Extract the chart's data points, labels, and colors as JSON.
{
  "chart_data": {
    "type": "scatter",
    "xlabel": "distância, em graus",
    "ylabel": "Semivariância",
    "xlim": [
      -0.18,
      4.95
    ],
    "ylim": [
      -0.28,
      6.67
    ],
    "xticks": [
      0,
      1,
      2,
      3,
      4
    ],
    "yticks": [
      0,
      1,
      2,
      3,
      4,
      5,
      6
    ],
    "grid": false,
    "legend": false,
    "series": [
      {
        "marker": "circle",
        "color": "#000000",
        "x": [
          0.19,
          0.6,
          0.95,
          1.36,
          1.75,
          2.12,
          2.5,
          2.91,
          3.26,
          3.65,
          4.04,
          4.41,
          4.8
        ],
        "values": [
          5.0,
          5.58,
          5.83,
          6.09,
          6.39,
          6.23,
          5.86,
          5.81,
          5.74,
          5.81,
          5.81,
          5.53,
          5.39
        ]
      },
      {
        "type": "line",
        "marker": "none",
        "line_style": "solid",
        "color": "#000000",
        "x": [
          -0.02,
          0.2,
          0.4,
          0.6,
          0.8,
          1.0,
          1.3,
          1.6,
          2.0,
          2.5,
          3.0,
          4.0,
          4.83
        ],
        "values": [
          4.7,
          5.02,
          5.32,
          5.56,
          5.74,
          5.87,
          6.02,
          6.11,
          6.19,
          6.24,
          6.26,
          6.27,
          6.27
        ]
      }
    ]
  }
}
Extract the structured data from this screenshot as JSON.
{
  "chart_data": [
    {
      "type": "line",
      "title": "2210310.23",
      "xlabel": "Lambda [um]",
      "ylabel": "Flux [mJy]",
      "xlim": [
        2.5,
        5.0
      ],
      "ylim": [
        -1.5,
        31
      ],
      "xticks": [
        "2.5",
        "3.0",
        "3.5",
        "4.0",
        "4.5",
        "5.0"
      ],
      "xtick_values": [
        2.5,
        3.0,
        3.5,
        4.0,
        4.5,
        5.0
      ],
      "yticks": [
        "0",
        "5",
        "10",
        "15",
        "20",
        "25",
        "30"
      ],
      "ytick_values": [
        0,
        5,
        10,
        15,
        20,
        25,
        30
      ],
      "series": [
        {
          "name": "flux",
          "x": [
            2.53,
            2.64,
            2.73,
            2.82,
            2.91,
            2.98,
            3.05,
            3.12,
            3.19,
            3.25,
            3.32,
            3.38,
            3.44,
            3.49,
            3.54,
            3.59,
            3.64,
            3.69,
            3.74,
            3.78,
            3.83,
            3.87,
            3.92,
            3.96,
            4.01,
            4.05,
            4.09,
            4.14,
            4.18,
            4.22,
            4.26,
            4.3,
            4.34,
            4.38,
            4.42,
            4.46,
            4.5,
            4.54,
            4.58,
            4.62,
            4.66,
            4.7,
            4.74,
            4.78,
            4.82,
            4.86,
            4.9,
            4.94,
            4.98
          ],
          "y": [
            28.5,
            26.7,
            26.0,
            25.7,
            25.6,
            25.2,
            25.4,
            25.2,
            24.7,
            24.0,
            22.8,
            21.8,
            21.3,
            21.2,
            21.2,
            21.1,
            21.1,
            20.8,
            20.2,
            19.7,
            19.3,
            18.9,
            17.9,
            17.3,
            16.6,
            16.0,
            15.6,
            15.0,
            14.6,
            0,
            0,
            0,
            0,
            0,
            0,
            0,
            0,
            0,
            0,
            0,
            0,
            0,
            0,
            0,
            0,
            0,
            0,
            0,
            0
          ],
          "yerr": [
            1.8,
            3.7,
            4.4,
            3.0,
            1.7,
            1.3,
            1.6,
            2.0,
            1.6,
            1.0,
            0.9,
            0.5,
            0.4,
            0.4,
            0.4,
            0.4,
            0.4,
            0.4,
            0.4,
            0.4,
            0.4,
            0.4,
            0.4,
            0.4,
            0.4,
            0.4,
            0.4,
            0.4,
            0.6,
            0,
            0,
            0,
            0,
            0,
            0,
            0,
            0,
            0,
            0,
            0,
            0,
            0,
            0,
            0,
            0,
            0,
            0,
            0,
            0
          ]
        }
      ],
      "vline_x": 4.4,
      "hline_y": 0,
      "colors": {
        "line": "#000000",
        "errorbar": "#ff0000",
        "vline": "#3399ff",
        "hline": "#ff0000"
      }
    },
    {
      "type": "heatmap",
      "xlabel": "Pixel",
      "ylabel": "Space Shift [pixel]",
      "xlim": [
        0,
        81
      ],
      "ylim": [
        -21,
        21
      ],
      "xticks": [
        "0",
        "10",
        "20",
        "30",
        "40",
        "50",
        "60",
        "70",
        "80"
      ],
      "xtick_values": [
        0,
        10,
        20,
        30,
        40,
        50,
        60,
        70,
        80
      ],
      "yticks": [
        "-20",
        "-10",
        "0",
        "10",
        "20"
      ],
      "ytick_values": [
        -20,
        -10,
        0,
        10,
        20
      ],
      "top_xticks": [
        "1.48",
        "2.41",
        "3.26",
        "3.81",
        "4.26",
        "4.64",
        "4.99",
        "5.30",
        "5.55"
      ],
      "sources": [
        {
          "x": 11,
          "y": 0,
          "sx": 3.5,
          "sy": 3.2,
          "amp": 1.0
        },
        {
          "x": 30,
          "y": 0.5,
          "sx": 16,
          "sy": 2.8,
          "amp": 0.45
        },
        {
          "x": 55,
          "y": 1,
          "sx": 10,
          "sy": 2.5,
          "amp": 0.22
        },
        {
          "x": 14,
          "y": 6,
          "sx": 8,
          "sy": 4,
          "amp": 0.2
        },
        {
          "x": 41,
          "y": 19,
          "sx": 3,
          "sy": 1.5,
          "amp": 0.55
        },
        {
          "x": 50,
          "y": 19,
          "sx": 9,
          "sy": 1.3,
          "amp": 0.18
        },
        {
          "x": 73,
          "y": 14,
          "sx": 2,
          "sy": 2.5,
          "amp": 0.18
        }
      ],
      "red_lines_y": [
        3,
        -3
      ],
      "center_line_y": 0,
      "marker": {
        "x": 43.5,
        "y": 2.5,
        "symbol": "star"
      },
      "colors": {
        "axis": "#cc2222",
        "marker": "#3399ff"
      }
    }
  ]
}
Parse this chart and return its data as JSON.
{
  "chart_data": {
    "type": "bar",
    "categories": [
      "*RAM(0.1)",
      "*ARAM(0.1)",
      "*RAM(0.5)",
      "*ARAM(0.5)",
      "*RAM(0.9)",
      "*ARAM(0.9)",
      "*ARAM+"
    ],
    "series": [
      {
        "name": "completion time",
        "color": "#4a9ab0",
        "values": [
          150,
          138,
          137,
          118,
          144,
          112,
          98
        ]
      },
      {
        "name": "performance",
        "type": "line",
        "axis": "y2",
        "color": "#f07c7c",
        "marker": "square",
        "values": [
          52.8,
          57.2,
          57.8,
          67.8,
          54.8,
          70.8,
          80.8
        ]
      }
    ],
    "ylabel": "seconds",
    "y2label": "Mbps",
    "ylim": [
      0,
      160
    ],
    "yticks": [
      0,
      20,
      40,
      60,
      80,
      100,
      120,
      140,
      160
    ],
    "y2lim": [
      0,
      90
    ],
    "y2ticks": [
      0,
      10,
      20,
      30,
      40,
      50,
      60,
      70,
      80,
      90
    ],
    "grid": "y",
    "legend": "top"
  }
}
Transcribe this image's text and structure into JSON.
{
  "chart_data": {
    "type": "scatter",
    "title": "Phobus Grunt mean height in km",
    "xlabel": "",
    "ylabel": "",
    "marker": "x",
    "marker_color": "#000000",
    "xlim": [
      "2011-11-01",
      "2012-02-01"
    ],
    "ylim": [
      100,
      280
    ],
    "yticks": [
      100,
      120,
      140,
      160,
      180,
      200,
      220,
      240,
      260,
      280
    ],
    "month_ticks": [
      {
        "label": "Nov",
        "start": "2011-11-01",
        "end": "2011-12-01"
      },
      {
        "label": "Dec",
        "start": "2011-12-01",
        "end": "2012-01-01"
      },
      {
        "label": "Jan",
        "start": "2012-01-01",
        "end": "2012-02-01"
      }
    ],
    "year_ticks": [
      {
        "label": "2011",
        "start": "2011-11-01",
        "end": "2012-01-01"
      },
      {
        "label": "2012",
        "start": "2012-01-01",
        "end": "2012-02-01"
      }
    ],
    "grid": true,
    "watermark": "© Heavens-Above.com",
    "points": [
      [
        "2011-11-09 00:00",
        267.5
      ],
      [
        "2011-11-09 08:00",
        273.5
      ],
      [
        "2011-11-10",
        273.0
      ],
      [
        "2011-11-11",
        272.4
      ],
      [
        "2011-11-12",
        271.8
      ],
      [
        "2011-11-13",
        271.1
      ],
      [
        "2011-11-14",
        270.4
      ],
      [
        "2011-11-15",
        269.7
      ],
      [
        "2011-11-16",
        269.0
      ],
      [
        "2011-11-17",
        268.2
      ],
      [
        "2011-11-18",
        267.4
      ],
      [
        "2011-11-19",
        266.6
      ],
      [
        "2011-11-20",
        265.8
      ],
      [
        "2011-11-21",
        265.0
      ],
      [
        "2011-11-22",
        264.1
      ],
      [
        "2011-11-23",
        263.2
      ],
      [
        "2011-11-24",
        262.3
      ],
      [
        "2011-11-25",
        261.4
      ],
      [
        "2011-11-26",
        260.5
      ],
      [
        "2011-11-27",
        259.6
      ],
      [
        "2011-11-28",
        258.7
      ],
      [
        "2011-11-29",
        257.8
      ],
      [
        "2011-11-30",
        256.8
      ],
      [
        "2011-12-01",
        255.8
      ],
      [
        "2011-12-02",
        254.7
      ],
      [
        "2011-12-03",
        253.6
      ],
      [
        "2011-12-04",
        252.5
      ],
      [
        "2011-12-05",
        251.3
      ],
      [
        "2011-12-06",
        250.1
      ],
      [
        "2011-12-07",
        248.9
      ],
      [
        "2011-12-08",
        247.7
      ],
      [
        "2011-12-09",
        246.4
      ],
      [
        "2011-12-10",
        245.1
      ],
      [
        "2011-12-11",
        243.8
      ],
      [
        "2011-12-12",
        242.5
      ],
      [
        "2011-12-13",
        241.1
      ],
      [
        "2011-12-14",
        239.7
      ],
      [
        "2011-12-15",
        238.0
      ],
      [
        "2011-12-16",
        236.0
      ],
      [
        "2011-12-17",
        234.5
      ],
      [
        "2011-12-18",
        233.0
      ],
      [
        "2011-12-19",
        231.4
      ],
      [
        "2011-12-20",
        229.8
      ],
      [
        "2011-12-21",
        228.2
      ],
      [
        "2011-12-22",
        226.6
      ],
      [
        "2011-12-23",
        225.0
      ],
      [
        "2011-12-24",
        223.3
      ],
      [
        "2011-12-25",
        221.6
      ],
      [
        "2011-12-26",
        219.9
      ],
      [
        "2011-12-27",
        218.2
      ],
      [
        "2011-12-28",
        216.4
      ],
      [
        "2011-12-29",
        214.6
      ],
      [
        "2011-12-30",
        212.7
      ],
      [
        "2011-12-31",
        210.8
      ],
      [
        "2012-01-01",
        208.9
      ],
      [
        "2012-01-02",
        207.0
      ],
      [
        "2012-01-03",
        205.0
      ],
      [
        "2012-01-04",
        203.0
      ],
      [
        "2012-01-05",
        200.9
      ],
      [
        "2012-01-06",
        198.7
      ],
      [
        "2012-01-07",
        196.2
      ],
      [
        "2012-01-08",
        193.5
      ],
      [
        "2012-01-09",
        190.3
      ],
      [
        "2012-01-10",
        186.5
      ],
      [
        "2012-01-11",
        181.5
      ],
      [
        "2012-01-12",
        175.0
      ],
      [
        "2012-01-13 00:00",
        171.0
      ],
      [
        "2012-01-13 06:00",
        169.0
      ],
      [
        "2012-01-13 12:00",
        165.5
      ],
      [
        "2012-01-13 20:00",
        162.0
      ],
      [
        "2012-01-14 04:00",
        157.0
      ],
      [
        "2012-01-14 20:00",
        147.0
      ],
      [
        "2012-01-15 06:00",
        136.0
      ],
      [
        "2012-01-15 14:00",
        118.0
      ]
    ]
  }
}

+-------+

**WRITTEN INSTRUCTION:** Select, from the listing, all lines that include the word "type".

**TASK SOLUTION:**
    "type": "scatter",
        "type": "line",
      "type": "line",
      "type": "heatmap",
    "type": "bar",
        "type": "line",
    "type": "scatter",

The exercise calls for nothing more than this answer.